__Task statement__. Reproduce all the lines exactly as they stand, apart from the pictures.

[BEGIN]

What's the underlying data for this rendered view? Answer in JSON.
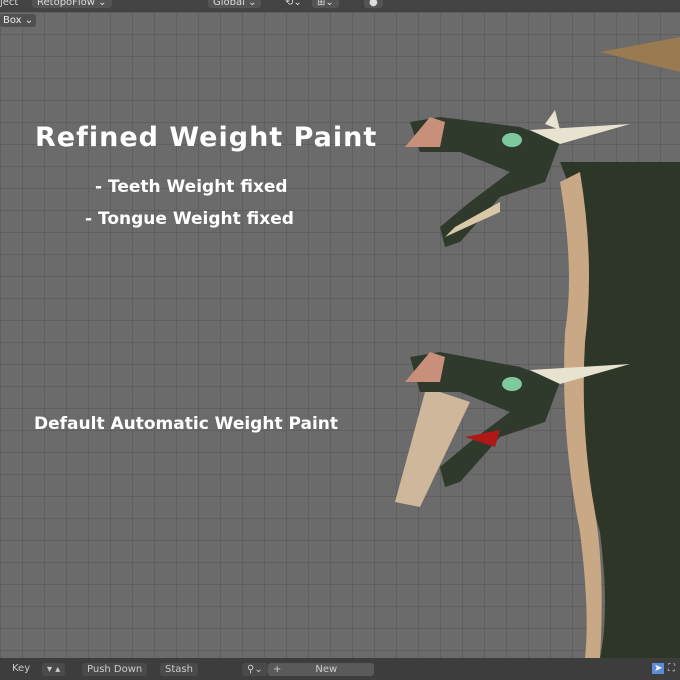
{
  "toolbar": {
    "mode": "ject",
    "addon": "RetopoFlow ⌄",
    "orientation": "Global ⌄",
    "box_select": "Box ⌄"
  },
  "overlay": {
    "title": "Refined Weight Paint",
    "line1": "- Teeth Weight fixed",
    "line2": "- Tongue Weight fixed",
    "label2": "Default Automatic Weight Paint"
  },
  "bottombar": {
    "key": "Key",
    "push_down": "Push Down",
    "stash": "Stash",
    "new": "New",
    "plus": "+"
  }
}
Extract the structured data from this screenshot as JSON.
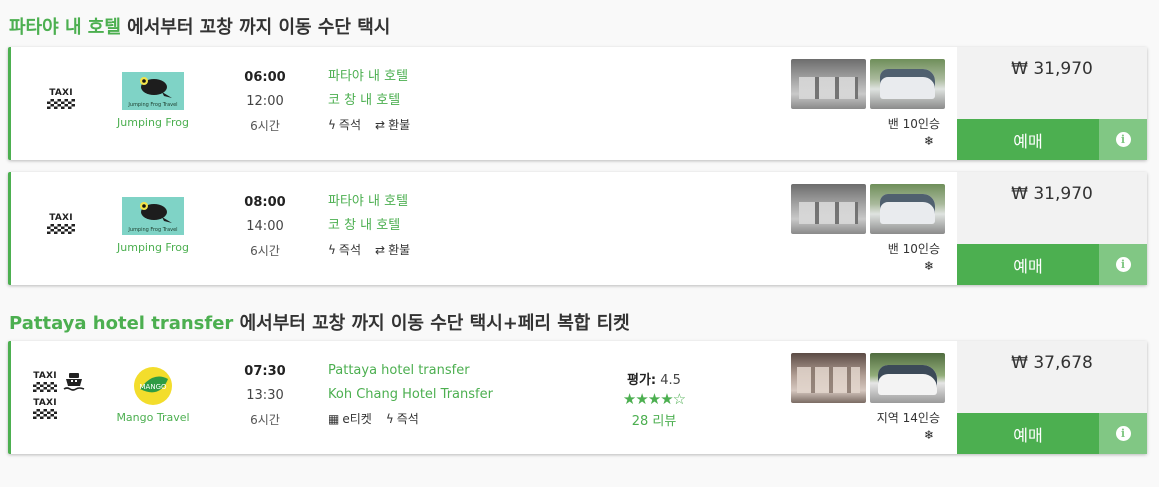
{
  "sections": [
    {
      "title_highlight": "파타야 내 호텔",
      "title_rest": " 에서부터 꼬창 까지 이동 수단 택시",
      "cards": [
        {
          "transport_label": "TAXI",
          "operator": "Jumping Frog",
          "logo_text": "Jumping Frog Travel",
          "departure": "06:00",
          "arrival": "12:00",
          "duration": "6시간",
          "from": "파타야 내 호텔",
          "to": "코 창 내 호텔",
          "features": [
            "즉석",
            "환불"
          ],
          "vehicle": "밴 10인승",
          "price": "₩ 31,970",
          "book_label": "예매"
        },
        {
          "transport_label": "TAXI",
          "operator": "Jumping Frog",
          "logo_text": "Jumping Frog Travel",
          "departure": "08:00",
          "arrival": "14:00",
          "duration": "6시간",
          "from": "파타야 내 호텔",
          "to": "코 창 내 호텔",
          "features": [
            "즉석",
            "환불"
          ],
          "vehicle": "밴 10인승",
          "price": "₩ 31,970",
          "book_label": "예매"
        }
      ]
    },
    {
      "title_highlight": "Pattaya hotel transfer",
      "title_rest": " 에서부터 꼬창 까지 이동 수단 택시+페리 복합 티켓",
      "cards": [
        {
          "transport_label": "TAXI",
          "operator": "Mango Travel",
          "logo_text": "MANGO",
          "departure": "07:30",
          "arrival": "13:30",
          "duration": "6시간",
          "from": "Pattaya hotel transfer",
          "to": "Koh Chang Hotel Transfer",
          "features": [
            "e티켓",
            "즉석"
          ],
          "rating_label": "평가:",
          "rating_value": "4.5",
          "stars": "★★★★☆",
          "reviews": "28 리뷰",
          "vehicle": "지역 14인승",
          "price": "₩ 37,678",
          "book_label": "예매"
        }
      ]
    }
  ],
  "icons": {
    "bolt": "bolt-icon",
    "refund": "exchange-icon",
    "qr": "qr-icon",
    "snow": "snowflake-icon",
    "info": "info-icon"
  },
  "colors": {
    "accent": "#4caf50",
    "accent_light": "#81c784"
  }
}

[END]

__Result for this exercise__.
What's the underlying data for this rendered view? Answer in JSON.
{
  "toolbar": {
    "mode": "ject",
    "addon": "RetopoFlow ⌄",
    "orientation": "Global ⌄",
    "box_select": "Box ⌄"
  },
  "overlay": {
    "title": "Refined Weight Paint",
    "line1": "- Teeth Weight fixed",
    "line2": "- Tongue Weight fixed",
    "label2": "Default Automatic Weight Paint"
  },
  "bottombar": {
    "key": "Key",
    "push_down": "Push Down",
    "stash": "Stash",
    "new": "New",
    "plus": "+"
  }
}
Extract the structured data from this screenshot as JSON.
{
  "sections": [
    {
      "title_highlight": "파타야 내 호텔",
      "title_rest": " 에서부터 꼬창 까지 이동 수단 택시",
      "cards": [
        {
          "transport_label": "TAXI",
          "operator": "Jumping Frog",
          "logo_text": "Jumping Frog Travel",
          "departure": "06:00",
          "arrival": "12:00",
          "duration": "6시간",
          "from": "파타야 내 호텔",
          "to": "코 창 내 호텔",
          "features": [
            "즉석",
            "환불"
          ],
          "vehicle": "밴 10인승",
          "price": "₩ 31,970",
          "book_label": "예매"
        },
        {
          "transport_label": "TAXI",
          "operator": "Jumping Frog",
          "logo_text": "Jumping Frog Travel",
          "departure": "08:00",
          "arrival": "14:00",
          "duration": "6시간",
          "from": "파타야 내 호텔",
          "to": "코 창 내 호텔",
          "features": [
            "즉석",
            "환불"
          ],
          "vehicle": "밴 10인승",
          "price": "₩ 31,970",
          "book_label": "예매"
        }
      ]
    },
    {
      "title_highlight": "Pattaya hotel transfer",
      "title_rest": " 에서부터 꼬창 까지 이동 수단 택시+페리 복합 티켓",
      "cards": [
        {
          "transport_label": "TAXI",
          "operator": "Mango Travel",
          "logo_text": "MANGO",
          "departure": "07:30",
          "arrival": "13:30",
          "duration": "6시간",
          "from": "Pattaya hotel transfer",
          "to": "Koh Chang Hotel Transfer",
          "features": [
            "e티켓",
            "즉석"
          ],
          "rating_label": "평가:",
          "rating_value": "4.5",
          "stars": "★★★★☆",
          "reviews": "28 리뷰",
          "vehicle": "지역 14인승",
          "price": "₩ 37,678",
          "book_label": "예매"
        }
      ]
    }
  ],
  "icons": {
    "bolt": "bolt-icon",
    "refund": "exchange-icon",
    "qr": "qr-icon",
    "snow": "snowflake-icon",
    "info": "info-icon"
  },
  "colors": {
    "accent": "#4caf50",
    "accent_light": "#81c784"
  }
}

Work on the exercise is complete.